SELECTED PASSAGE ▸
DataFolio CLI Reference
DataFolio provides a command-line interface for managing bundles and snapshots without writing Python code.
Installation
The CLI is automatically available after installing datafolio:
pip install datafolio
Global Options
All commands support these global options:
datafolio [OPTIONS] COMMAND [ARGS]...
| Option | Description |
|---|---|
-f, --folio PATH |
Path to DataFolio bundle (default: current directory or DATAFOLIO_PATH env var) |
--version |
Show version and exit |
--help |
Show help message |
Setting Default Folio Path
You can set a default folio path using the environment variable:
export DATAFOLIO_PATH=/path/to/my/bundle
datafolio describe # Uses DATAFOLIO_PATH
Or specify it explicitly:
datafolio -f /path/to/my/bundle describe
Commands
init - Initialize a Bundle
Create a new DataFolio bundle.
datafolio init [PATH]
Arguments:
- PATH (optional): Directory to create bundle in (default: current directory)
Examples:
# Create bundle in current directory
datafolio init
# Create bundle in specific directory
datafolio init my_analysis
# Create with custom path
datafolio init /data/experiments/exp_001
Output:
✓ Initialized new DataFolio at: /data/experiments/exp_001
describe - Show Bundle Information
Display detailed information about a bundle including items, metadata, and lineage.
datafolio describe [OPTIONS]
Options:
| Option | Description |
|--------|-------------|
| --json | Output in JSON format |
| --verbose, -v | Show detailed item information |
Examples:
# Basic description
datafolio describe
# Detailed output
datafolio describe --verbose
# JSON output for scripting
datafolio describe --json > bundle_info.json
# Describe specific bundle
datafolio -f /path/to/bundle describe
Output:
DataFolio: my_analysis
Path: /data/experiments/exp_001
Bundle Metadata:
project: analysis
created: 2024-01-15
Items (5):
Tables (3):
- raw_data (100 rows, 5 cols)
- processed_data (100 rows, 8 cols)
- results (50 rows, 3 cols)
Models (1):
- classifier (sklearn_model)
Artifacts (1):
- config.yaml
validate - Validate Bundle
Check if a directory is a valid DataFolio bundle.
datafolio validate [PATH]
Arguments:
- PATH (optional): Directory to validate (default: current directory)
Examples:
# Validate current directory
datafolio validate
# Validate specific path
datafolio validate /data/experiments/exp_001
Output:
✅ Valid bundle:
✓ Valid DataFolio bundle
- items.json: valid
- 5 items found
- No issues detected
❌ Invalid bundle:
✗ Not a valid DataFolio bundle
- Missing items.json
- Directory structure incomplete
Exit Codes:
- 0: Valid bundle
- 1: Invalid bundle
Snapshot Commands
Manage snapshots (read-only copies) of your bundle state.

WHAT TO WORK ON ▸ In the DataFolio CLI reference, which exit code does the validate command return for an invalid bundle?

SUPPLIED RECORDS ▸

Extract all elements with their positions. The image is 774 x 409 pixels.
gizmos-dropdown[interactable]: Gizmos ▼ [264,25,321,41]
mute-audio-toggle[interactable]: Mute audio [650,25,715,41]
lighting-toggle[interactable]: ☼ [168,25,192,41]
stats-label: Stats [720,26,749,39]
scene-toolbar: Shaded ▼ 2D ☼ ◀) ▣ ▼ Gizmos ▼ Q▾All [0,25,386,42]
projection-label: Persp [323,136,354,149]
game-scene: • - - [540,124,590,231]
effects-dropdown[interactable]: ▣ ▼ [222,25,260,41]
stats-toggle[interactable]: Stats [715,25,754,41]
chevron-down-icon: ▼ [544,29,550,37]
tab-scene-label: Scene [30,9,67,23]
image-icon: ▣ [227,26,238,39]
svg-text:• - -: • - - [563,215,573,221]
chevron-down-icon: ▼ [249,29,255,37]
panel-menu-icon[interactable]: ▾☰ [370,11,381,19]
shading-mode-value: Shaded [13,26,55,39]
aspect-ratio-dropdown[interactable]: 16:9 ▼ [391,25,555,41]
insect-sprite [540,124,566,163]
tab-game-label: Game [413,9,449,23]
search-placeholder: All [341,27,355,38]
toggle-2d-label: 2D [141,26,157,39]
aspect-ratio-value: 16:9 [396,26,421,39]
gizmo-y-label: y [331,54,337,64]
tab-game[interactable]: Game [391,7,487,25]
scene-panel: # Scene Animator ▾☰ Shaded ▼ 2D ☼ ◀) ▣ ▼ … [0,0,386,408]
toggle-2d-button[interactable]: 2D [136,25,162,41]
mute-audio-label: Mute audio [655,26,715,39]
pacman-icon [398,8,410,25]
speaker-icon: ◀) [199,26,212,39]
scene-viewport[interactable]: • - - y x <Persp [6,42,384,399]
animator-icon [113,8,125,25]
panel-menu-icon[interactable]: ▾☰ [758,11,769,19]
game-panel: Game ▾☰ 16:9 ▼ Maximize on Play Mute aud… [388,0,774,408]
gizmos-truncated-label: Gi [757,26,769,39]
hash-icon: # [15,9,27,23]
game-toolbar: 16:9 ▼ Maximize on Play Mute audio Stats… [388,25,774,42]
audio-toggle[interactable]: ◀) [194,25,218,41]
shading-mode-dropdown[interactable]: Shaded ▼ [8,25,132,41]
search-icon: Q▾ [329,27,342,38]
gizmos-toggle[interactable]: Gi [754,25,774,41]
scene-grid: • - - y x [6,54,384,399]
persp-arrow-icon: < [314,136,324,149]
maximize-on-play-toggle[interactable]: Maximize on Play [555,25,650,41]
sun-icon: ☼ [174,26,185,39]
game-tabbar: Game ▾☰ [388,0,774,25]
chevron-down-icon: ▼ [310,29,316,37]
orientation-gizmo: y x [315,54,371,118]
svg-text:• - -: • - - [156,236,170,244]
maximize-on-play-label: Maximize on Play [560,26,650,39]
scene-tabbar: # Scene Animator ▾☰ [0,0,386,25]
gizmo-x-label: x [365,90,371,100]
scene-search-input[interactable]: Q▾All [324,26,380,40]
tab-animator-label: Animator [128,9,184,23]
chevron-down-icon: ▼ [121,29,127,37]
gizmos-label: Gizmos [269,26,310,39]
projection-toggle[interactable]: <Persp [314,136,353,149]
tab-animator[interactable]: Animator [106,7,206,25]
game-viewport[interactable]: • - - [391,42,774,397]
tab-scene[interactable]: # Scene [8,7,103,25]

EXERCISE RESULT ▸ 1